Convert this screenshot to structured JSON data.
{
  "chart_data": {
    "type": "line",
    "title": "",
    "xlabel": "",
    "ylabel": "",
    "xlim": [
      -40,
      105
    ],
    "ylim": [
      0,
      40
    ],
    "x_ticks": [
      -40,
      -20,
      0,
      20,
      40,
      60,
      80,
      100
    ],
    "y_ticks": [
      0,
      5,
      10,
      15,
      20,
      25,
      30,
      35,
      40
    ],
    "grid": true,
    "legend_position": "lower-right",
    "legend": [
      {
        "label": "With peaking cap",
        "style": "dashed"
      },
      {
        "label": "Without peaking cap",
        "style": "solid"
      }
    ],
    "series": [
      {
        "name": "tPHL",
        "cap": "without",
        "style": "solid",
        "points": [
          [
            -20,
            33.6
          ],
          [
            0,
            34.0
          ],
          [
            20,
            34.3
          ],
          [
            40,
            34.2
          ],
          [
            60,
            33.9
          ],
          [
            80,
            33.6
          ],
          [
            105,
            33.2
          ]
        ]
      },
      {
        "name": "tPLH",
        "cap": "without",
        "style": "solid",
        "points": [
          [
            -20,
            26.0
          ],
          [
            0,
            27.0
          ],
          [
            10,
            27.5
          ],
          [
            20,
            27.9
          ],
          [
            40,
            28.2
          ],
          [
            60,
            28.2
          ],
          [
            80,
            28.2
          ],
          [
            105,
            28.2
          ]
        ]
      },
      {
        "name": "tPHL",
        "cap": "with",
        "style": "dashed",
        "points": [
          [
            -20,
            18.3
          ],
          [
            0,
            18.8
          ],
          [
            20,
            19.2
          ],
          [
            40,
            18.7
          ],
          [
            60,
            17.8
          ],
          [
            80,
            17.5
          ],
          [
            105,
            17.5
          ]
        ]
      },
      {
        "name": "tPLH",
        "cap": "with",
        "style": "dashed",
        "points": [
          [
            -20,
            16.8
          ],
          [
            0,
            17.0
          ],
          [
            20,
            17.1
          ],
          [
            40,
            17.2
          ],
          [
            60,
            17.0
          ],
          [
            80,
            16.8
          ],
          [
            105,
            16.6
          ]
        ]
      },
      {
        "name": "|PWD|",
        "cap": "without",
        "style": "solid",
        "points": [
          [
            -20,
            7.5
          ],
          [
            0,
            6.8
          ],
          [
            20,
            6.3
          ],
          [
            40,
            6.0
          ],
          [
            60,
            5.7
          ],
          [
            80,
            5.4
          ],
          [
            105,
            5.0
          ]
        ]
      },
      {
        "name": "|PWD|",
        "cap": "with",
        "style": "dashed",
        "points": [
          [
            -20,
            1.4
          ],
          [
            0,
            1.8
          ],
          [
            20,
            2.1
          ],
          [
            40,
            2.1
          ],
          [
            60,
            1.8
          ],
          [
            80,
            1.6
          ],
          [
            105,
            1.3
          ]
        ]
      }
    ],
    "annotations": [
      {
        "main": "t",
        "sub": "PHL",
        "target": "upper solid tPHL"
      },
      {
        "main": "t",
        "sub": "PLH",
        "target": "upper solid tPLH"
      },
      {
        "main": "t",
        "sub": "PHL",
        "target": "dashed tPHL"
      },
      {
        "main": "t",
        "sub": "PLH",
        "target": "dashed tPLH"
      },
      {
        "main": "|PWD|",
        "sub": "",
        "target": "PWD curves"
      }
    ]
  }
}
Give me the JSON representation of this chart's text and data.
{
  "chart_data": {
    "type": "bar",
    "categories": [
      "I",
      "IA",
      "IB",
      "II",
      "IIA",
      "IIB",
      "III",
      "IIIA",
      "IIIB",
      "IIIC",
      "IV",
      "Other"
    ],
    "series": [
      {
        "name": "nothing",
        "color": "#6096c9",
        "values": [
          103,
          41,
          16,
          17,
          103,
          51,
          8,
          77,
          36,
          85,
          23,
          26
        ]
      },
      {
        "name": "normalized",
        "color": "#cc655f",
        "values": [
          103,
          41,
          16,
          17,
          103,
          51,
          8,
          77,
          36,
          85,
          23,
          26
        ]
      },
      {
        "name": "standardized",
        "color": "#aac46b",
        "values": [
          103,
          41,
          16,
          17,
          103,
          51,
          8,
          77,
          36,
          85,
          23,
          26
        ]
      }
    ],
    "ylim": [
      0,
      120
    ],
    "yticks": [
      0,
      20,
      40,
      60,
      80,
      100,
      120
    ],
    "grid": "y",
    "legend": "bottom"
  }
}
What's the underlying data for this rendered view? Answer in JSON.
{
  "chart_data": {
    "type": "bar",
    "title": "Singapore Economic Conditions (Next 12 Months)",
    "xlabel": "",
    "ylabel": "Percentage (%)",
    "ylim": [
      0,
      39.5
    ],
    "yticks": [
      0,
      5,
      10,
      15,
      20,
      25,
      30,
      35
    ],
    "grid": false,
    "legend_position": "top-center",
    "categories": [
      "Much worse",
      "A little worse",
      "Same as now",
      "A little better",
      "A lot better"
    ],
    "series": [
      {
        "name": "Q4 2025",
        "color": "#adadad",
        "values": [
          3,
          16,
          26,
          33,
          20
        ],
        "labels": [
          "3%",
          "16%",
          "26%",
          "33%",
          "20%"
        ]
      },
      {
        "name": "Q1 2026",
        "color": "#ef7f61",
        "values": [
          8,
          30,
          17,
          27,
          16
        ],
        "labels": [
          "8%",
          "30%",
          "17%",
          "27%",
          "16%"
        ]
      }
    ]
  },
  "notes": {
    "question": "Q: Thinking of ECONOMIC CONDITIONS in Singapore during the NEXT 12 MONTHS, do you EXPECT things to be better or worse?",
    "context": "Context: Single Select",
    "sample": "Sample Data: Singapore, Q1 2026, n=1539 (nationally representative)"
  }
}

Description of the task:
Repeat every record, exactly as written.

Written response:
Convert this screenshot to structured JSON data.
{
  "chart_data": {
    "type": "line",
    "title": "",
    "xlabel": "",
    "ylabel": "",
    "xlim": [
      -40,
      105
    ],
    "ylim": [
      0,
      40
    ],
    "x_ticks": [
      -40,
      -20,
      0,
      20,
      40,
      60,
      80,
      100
    ],
    "y_ticks": [
      0,
      5,
      10,
      15,
      20,
      25,
      30,
      35,
      40
    ],
    "grid": true,
    "legend_position": "lower-right",
    "legend": [
      {
        "label": "With peaking cap",
        "style": "dashed"
      },
      {
        "label": "Without peaking cap",
        "style": "solid"
      }
    ],
    "series": [
      {
        "name": "tPHL",
        "cap": "without",
        "style": "solid",
        "points": [
          [
            -20,
            33.6
          ],
          [
            0,
            34.0
          ],
          [
            20,
            34.3
          ],
          [
            40,
            34.2
          ],
          [
            60,
            33.9
          ],
          [
            80,
            33.6
          ],
          [
            105,
            33.2
          ]
        ]
      },
      {
        "name": "tPLH",
        "cap": "without",
        "style": "solid",
        "points": [
          [
            -20,
            26.0
          ],
          [
            0,
            27.0
          ],
          [
            10,
            27.5
          ],
          [
            20,
            27.9
          ],
          [
            40,
            28.2
          ],
          [
            60,
            28.2
          ],
          [
            80,
            28.2
          ],
          [
            105,
            28.2
          ]
        ]
      },
      {
        "name": "tPHL",
        "cap": "with",
        "style": "dashed",
        "points": [
          [
            -20,
            18.3
          ],
          [
            0,
            18.8
          ],
          [
            20,
            19.2
          ],
          [
            40,
            18.7
          ],
          [
            60,
            17.8
          ],
          [
            80,
            17.5
          ],
          [
            105,
            17.5
          ]
        ]
      },
      {
        "name": "tPLH",
        "cap": "with",
        "style": "dashed",
        "points": [
          [
            -20,
            16.8
          ],
          [
            0,
            17.0
          ],
          [
            20,
            17.1
          ],
          [
            40,
            17.2
          ],
          [
            60,
            17.0
          ],
          [
            80,
            16.8
          ],
          [
            105,
            16.6
          ]
        ]
      },
      {
        "name": "|PWD|",
        "cap": "without",
        "style": "solid",
        "points": [
          [
            -20,
            7.5
          ],
          [
            0,
            6.8
          ],
          [
            20,
            6.3
          ],
          [
            40,
            6.0
          ],
          [
            60,
            5.7
          ],
          [
            80,
            5.4
          ],
          [
            105,
            5.0
          ]
        ]
      },
      {
        "name": "|PWD|",
        "cap": "with",
        "style": "dashed",
        "points": [
          [
            -20,
            1.4
          ],
          [
            0,
            1.8
          ],
          [
            20,
            2.1
          ],
          [
            40,
            2.1
          ],
          [
            60,
            1.8
          ],
          [
            80,
            1.6
          ],
          [
            105,
            1.3
          ]
        ]
      }
    ],
    "annotations": [
      {
        "main": "t",
        "sub": "PHL",
        "target": "upper solid tPHL"
      },
      {
        "main": "t",
        "sub": "PLH",
        "target": "upper solid tPLH"
      },
      {
        "main": "t",
        "sub": "PHL",
        "target": "dashed tPHL"
      },
      {
        "main": "t",
        "sub": "PLH",
        "target": "dashed tPLH"
      },
      {
        "main": "|PWD|",
        "sub": "",
        "target": "PWD curves"
      }
    ]
  }
}
Give me the JSON representation of this chart's text and data.
{
  "chart_data": {
    "type": "bar",
    "categories": [
      "I",
      "IA",
      "IB",
      "II",
      "IIA",
      "IIB",
      "III",
      "IIIA",
      "IIIB",
      "IIIC",
      "IV",
      "Other"
    ],
    "series": [
      {
        "name": "nothing",
        "color": "#6096c9",
        "values": [
          103,
          41,
          16,
          17,
          103,
          51,
          8,
          77,
          36,
          85,
          23,
          26
        ]
      },
      {
        "name": "normalized",
        "color": "#cc655f",
        "values": [
          103,
          41,
          16,
          17,
          103,
          51,
          8,
          77,
          36,
          85,
          23,
          26
        ]
      },
      {
        "name": "standardized",
        "color": "#aac46b",
        "values": [
          103,
          41,
          16,
          17,
          103,
          51,
          8,
          77,
          36,
          85,
          23,
          26
        ]
      }
    ],
    "ylim": [
      0,
      120
    ],
    "yticks": [
      0,
      20,
      40,
      60,
      80,
      100,
      120
    ],
    "grid": "y",
    "legend": "bottom"
  }
}
What's the underlying data for this rendered view? Answer in JSON.
{
  "chart_data": {
    "type": "bar",
    "title": "Singapore Economic Conditions (Next 12 Months)",
    "xlabel": "",
    "ylabel": "Percentage (%)",
    "ylim": [
      0,
      39.5
    ],
    "yticks": [
      0,
      5,
      10,
      15,
      20,
      25,
      30,
      35
    ],
    "grid": false,
    "legend_position": "top-center",
    "categories": [
      "Much worse",
      "A little worse",
      "Same as now",
      "A little better",
      "A lot better"
    ],
    "series": [
      {
        "name": "Q4 2025",
        "color": "#adadad",
        "values": [
          3,
          16,
          26,
          33,
          20
        ],
        "labels": [
          "3%",
          "16%",
          "26%",
          "33%",
          "20%"
        ]
      },
      {
        "name": "Q1 2026",
        "color": "#ef7f61",
        "values": [
          8,
          30,
          17,
          27,
          16
        ],
        "labels": [
          "8%",
          "30%",
          "17%",
          "27%",
          "16%"
        ]
      }
    ]
  },
  "notes": {
    "question": "Q: Thinking of ECONOMIC CONDITIONS in Singapore during the NEXT 12 MONTHS, do you EXPECT things to be better or worse?",
    "context": "Context: Single Select",
    "sample": "Sample Data: Singapore, Q1 2026, n=1539 (nationally representative)"
  }
}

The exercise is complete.